## WORK TO BE COMPLETED
Retype all of the entries word for word.

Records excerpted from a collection
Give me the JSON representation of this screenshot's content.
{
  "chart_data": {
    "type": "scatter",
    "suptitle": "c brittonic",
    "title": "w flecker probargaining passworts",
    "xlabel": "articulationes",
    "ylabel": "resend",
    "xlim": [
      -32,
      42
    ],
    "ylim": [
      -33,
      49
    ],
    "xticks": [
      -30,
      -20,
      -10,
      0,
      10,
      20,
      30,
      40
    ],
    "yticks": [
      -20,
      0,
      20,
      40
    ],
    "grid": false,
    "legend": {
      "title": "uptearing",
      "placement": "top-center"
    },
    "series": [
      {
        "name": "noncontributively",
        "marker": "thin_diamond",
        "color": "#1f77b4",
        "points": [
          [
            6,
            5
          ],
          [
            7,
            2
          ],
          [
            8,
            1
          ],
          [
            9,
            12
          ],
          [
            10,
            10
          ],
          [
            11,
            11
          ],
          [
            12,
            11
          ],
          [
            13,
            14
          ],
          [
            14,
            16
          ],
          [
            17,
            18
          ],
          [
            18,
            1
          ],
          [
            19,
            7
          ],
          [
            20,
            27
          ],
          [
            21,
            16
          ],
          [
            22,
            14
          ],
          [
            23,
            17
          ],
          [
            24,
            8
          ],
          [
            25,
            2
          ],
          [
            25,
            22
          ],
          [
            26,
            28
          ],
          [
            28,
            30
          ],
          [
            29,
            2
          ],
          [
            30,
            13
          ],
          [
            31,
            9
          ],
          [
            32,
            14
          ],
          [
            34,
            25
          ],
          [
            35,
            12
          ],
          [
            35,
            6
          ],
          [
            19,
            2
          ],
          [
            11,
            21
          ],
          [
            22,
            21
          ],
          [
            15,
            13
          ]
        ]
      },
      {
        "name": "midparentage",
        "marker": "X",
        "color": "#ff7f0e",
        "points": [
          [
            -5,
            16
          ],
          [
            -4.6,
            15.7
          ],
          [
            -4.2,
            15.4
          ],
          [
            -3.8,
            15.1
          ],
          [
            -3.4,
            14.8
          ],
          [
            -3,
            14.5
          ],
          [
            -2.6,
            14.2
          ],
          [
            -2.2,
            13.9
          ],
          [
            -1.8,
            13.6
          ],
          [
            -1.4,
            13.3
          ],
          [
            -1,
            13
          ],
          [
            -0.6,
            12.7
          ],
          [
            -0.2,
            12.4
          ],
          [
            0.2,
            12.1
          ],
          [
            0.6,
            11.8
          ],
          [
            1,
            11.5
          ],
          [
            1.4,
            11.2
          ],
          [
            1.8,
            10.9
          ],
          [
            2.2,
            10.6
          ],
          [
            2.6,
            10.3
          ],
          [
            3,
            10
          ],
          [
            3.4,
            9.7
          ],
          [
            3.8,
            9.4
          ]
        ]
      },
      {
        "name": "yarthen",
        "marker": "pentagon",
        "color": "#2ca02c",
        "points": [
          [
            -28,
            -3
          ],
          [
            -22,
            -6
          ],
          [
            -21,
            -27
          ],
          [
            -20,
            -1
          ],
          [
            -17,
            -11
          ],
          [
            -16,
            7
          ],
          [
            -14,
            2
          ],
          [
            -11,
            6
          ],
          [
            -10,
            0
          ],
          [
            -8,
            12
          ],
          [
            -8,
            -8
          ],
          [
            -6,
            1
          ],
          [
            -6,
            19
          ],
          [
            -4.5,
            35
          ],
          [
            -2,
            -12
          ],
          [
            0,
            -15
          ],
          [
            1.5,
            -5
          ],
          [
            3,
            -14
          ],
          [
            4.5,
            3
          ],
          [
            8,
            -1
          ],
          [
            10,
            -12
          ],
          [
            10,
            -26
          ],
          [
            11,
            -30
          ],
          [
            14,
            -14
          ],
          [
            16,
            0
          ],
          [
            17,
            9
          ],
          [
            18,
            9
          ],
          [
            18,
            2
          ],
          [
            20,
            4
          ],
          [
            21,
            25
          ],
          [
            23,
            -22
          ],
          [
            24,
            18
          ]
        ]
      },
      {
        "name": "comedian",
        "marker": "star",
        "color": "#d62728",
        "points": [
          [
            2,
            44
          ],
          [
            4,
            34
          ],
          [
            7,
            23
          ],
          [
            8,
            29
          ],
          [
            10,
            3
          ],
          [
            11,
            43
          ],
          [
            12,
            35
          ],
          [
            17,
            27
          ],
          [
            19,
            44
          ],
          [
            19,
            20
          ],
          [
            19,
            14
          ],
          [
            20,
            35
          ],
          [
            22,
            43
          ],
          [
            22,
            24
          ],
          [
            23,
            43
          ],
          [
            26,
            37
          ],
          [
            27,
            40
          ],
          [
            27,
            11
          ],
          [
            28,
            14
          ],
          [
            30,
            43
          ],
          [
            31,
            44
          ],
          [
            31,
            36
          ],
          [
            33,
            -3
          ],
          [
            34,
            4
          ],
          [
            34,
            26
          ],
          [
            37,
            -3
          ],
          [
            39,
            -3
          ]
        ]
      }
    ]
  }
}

## EXERCISE SOLUTION
Give me the JSON representation of this screenshot's content.
{
  "chart_data": {
    "type": "scatter",
    "suptitle": "c brittonic",
    "title": "w flecker probargaining passworts",
    "xlabel": "articulationes",
    "ylabel": "resend",
    "xlim": [
      -32,
      42
    ],
    "ylim": [
      -33,
      49
    ],
    "xticks": [
      -30,
      -20,
      -10,
      0,
      10,
      20,
      30,
      40
    ],
    "yticks": [
      -20,
      0,
      20,
      40
    ],
    "grid": false,
    "legend": {
      "title": "uptearing",
      "placement": "top-center"
    },
    "series": [
      {
        "name": "noncontributively",
        "marker": "thin_diamond",
        "color": "#1f77b4",
        "points": [
          [
            6,
            5
          ],
          [
            7,
            2
          ],
          [
            8,
            1
          ],
          [
            9,
            12
          ],
          [
            10,
            10
          ],
          [
            11,
            11
          ],
          [
            12,
            11
          ],
          [
            13,
            14
          ],
          [
            14,
            16
          ],
          [
            17,
            18
          ],
          [
            18,
            1
          ],
          [
            19,
            7
          ],
          [
            20,
            27
          ],
          [
            21,
            16
          ],
          [
            22,
            14
          ],
          [
            23,
            17
          ],
          [
            24,
            8
          ],
          [
            25,
            2
          ],
          [
            25,
            22
          ],
          [
            26,
            28
          ],
          [
            28,
            30
          ],
          [
            29,
            2
          ],
          [
            30,
            13
          ],
          [
            31,
            9
          ],
          [
            32,
            14
          ],
          [
            34,
            25
          ],
          [
            35,
            12
          ],
          [
            35,
            6
          ],
          [
            19,
            2
          ],
          [
            11,
            21
          ],
          [
            22,
            21
          ],
          [
            15,
            13
          ]
        ]
      },
      {
        "name": "midparentage",
        "marker": "X",
        "color": "#ff7f0e",
        "points": [
          [
            -5,
            16
          ],
          [
            -4.6,
            15.7
          ],
          [
            -4.2,
            15.4
          ],
          [
            -3.8,
            15.1
          ],
          [
            -3.4,
            14.8
          ],
          [
            -3,
            14.5
          ],
          [
            -2.6,
            14.2
          ],
          [
            -2.2,
            13.9
          ],
          [
            -1.8,
            13.6
          ],
          [
            -1.4,
            13.3
          ],
          [
            -1,
            13
          ],
          [
            -0.6,
            12.7
          ],
          [
            -0.2,
            12.4
          ],
          [
            0.2,
            12.1
          ],
          [
            0.6,
            11.8
          ],
          [
            1,
            11.5
          ],
          [
            1.4,
            11.2
          ],
          [
            1.8,
            10.9
          ],
          [
            2.2,
            10.6
          ],
          [
            2.6,
            10.3
          ],
          [
            3,
            10
          ],
          [
            3.4,
            9.7
          ],
          [
            3.8,
            9.4
          ]
        ]
      },
      {
        "name": "yarthen",
        "marker": "pentagon",
        "color": "#2ca02c",
        "points": [
          [
            -28,
            -3
          ],
          [
            -22,
            -6
          ],
          [
            -21,
            -27
          ],
          [
            -20,
            -1
          ],
          [
            -17,
            -11
          ],
          [
            -16,
            7
          ],
          [
            -14,
            2
          ],
          [
            -11,
            6
          ],
          [
            -10,
            0
          ],
          [
            -8,
            12
          ],
          [
            -8,
            -8
          ],
          [
            -6,
            1
          ],
          [
            -6,
            19
          ],
          [
            -4.5,
            35
          ],
          [
            -2,
            -12
          ],
          [
            0,
            -15
          ],
          [
            1.5,
            -5
          ],
          [
            3,
            -14
          ],
          [
            4.5,
            3
          ],
          [
            8,
            -1
          ],
          [
            10,
            -12
          ],
          [
            10,
            -26
          ],
          [
            11,
            -30
          ],
          [
            14,
            -14
          ],
          [
            16,
            0
          ],
          [
            17,
            9
          ],
          [
            18,
            9
          ],
          [
            18,
            2
          ],
          [
            20,
            4
          ],
          [
            21,
            25
          ],
          [
            23,
            -22
          ],
          [
            24,
            18
          ]
        ]
      },
      {
        "name": "comedian",
        "marker": "star",
        "color": "#d62728",
        "points": [
          [
            2,
            44
          ],
          [
            4,
            34
          ],
          [
            7,
            23
          ],
          [
            8,
            29
          ],
          [
            10,
            3
          ],
          [
            11,
            43
          ],
          [
            12,
            35
          ],
          [
            17,
            27
          ],
          [
            19,
            44
          ],
          [
            19,
            20
          ],
          [
            19,
            14
          ],
          [
            20,
            35
          ],
          [
            22,
            43
          ],
          [
            22,
            24
          ],
          [
            23,
            43
          ],
          [
            26,
            37
          ],
          [
            27,
            40
          ],
          [
            27,
            11
          ],
          [
            28,
            14
          ],
          [
            30,
            43
          ],
          [
            31,
            44
          ],
          [
            31,
            36
          ],
          [
            33,
            -3
          ],
          [
            34,
            4
          ],
          [
            34,
            26
          ],
          [
            37,
            -3
          ],
          [
            39,
            -3
          ]
        ]
      }
    ]
  }
}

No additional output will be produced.